** TASK OBJECTIVE **
Provide the count of lines that hold "vescovi" and no other output.

====== DATA ======

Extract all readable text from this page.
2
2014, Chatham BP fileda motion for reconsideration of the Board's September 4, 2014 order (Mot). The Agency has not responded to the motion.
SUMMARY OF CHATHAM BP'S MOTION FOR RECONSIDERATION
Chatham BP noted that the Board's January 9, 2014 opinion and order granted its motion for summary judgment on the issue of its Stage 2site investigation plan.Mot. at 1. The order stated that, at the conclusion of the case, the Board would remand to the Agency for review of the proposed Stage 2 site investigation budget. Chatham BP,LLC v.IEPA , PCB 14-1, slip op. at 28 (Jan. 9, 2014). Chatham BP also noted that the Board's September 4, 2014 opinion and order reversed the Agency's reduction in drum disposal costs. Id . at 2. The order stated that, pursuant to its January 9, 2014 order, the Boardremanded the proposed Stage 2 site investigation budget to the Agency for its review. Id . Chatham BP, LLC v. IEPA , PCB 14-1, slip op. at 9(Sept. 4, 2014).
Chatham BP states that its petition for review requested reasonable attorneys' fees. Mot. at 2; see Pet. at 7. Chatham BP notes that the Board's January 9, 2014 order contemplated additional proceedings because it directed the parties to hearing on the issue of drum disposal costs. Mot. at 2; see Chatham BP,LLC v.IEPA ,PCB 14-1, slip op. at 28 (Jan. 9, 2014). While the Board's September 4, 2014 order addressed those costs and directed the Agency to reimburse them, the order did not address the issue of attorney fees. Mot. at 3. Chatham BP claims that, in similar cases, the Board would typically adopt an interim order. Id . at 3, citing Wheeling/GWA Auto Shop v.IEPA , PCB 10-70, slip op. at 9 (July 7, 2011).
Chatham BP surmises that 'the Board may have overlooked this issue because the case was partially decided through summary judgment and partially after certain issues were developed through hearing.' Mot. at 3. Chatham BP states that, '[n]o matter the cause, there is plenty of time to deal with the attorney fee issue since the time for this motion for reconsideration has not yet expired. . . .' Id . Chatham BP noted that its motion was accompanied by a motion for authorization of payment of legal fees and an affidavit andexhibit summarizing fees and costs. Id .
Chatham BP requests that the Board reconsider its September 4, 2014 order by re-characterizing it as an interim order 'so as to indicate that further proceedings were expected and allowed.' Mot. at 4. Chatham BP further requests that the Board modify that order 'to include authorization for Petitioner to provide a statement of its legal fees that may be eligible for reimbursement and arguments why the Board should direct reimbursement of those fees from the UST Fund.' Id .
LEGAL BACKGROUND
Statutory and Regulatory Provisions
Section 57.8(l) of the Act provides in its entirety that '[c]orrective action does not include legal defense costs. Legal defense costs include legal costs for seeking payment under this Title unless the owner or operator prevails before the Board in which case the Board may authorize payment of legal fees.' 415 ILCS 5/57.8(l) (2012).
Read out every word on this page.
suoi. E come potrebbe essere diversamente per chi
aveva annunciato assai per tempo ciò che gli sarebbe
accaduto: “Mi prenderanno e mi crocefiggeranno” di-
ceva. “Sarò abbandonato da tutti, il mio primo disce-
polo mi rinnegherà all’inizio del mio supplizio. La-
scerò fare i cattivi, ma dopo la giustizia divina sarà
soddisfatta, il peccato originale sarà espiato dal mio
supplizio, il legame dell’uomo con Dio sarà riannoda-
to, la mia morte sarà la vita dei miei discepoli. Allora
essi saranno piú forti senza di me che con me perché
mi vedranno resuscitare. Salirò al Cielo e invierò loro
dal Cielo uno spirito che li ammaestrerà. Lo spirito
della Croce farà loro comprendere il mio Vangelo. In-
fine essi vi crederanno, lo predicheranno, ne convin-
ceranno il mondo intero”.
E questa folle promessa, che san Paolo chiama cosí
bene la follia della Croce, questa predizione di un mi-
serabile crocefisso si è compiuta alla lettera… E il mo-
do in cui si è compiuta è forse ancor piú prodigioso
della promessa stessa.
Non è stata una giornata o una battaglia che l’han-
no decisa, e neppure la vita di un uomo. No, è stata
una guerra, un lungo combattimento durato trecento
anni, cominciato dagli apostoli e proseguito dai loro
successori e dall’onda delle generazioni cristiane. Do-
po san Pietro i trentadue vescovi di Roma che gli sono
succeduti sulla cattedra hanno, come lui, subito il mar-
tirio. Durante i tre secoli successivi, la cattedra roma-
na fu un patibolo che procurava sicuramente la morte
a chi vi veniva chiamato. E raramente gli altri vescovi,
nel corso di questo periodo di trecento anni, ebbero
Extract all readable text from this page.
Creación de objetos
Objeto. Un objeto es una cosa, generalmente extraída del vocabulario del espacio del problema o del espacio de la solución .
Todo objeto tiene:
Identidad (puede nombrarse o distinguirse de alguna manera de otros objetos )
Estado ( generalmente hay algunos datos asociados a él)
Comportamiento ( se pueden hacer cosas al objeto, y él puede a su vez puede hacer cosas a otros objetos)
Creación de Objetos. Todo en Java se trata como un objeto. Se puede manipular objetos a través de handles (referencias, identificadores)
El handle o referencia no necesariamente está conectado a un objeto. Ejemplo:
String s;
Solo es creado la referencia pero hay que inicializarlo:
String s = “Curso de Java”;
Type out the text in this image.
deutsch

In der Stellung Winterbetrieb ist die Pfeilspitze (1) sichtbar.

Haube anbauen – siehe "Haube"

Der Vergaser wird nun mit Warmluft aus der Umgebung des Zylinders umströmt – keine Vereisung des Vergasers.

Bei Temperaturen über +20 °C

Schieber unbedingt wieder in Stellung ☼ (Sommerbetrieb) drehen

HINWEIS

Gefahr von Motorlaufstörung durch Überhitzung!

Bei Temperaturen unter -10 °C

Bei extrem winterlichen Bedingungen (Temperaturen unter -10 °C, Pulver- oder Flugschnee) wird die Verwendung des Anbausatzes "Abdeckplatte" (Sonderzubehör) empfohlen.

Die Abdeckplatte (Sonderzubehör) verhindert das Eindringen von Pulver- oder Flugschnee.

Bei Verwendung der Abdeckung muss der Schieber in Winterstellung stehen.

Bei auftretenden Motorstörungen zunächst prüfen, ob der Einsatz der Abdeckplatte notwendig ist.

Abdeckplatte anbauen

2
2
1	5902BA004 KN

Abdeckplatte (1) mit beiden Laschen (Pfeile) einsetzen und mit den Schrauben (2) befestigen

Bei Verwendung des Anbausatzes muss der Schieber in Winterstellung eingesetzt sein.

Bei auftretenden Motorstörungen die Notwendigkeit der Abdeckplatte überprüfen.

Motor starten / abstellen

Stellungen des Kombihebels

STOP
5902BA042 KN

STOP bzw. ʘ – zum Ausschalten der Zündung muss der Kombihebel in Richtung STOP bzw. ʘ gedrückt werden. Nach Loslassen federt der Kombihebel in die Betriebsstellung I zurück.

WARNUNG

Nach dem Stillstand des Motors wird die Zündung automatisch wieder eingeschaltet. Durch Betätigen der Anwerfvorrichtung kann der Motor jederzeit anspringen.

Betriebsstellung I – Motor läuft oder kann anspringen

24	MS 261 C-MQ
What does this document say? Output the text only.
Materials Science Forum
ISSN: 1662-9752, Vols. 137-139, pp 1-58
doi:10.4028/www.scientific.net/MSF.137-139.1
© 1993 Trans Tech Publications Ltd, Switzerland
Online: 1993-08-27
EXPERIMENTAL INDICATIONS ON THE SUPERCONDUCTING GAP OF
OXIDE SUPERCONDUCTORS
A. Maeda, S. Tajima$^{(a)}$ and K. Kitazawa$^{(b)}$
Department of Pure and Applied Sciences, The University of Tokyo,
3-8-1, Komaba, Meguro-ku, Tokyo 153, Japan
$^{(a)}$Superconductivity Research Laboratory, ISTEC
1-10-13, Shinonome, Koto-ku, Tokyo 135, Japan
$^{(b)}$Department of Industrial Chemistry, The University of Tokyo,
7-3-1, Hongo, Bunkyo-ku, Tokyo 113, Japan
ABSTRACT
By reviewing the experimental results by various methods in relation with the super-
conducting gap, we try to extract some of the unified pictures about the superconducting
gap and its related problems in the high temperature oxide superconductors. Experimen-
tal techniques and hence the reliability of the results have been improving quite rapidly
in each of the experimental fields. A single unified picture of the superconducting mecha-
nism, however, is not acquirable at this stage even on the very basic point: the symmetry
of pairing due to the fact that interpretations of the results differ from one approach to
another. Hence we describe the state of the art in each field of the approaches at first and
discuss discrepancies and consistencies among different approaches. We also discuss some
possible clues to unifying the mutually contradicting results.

======

** OUTPUT OF THE EXERCISE **
2